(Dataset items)
>>
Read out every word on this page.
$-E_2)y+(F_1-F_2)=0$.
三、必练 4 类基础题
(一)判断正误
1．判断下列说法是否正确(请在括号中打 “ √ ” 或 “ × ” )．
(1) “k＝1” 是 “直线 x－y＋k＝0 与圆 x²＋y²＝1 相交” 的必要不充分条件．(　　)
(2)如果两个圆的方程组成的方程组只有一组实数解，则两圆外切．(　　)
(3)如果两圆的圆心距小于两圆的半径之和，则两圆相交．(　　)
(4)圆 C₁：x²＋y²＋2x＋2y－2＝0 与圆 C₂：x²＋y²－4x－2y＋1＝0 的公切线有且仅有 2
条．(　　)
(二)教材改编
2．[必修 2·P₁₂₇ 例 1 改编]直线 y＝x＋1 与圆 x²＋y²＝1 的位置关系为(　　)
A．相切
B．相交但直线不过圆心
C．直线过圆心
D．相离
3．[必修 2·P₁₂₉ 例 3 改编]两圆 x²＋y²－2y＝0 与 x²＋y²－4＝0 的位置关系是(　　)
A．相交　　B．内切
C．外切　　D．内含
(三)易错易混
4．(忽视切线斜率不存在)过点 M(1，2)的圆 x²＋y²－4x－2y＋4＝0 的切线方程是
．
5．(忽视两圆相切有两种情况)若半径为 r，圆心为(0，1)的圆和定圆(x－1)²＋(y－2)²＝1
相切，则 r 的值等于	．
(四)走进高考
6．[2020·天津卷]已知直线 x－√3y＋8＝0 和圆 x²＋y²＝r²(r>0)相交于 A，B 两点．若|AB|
<<
>>
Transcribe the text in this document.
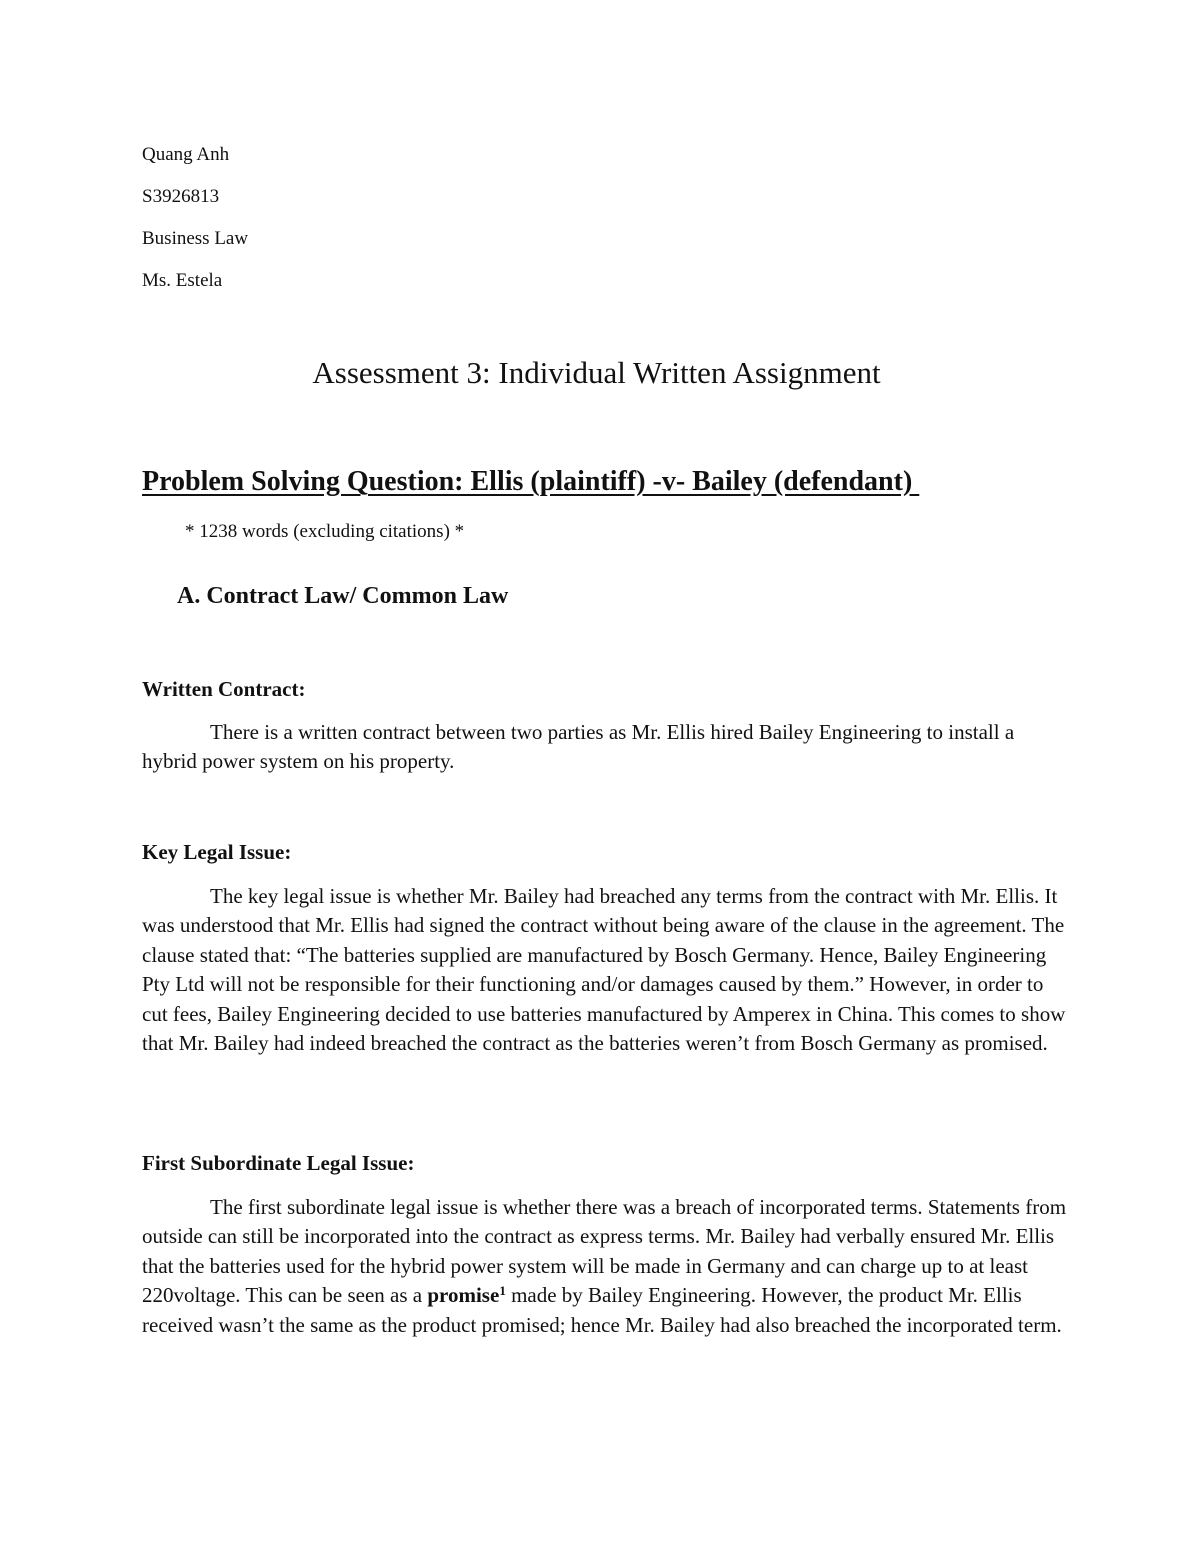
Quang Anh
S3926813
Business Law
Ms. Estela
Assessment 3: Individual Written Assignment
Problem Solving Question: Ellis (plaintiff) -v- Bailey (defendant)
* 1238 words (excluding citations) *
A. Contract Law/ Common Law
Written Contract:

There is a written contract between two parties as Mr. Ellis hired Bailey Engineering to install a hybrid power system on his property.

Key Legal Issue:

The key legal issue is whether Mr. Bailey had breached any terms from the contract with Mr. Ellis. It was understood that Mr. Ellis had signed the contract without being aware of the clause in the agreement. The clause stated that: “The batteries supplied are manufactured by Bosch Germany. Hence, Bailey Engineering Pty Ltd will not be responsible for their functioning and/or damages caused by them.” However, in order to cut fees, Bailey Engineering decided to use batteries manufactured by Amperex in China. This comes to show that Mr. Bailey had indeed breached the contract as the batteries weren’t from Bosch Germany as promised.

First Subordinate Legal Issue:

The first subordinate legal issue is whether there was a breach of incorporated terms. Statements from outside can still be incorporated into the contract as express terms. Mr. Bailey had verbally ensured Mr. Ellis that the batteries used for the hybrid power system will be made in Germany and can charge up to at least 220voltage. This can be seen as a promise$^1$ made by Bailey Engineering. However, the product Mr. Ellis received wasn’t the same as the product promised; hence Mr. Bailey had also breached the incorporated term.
<<
Only lines that contain the word "power" are wanted; copy each of them.

There is a written contract between two parties as Mr. Ellis hired Bailey Engineering to install a hybrid power system on his property.
The first subordinate legal issue is whether there was a breach of incorporated terms. Statements from outside can still be incorporated into the contract as express terms. Mr. Bailey had verbally ensured Mr. Ellis that the batteries used for the hybrid power system will be made in Germany and can charge up to at least 220voltage. This can be seen as a promise$^1$ made by Bailey Engineering. However, the product Mr. Ellis received wasn’t the same as the product promised; hence Mr. Bailey had also breached the incorporated term.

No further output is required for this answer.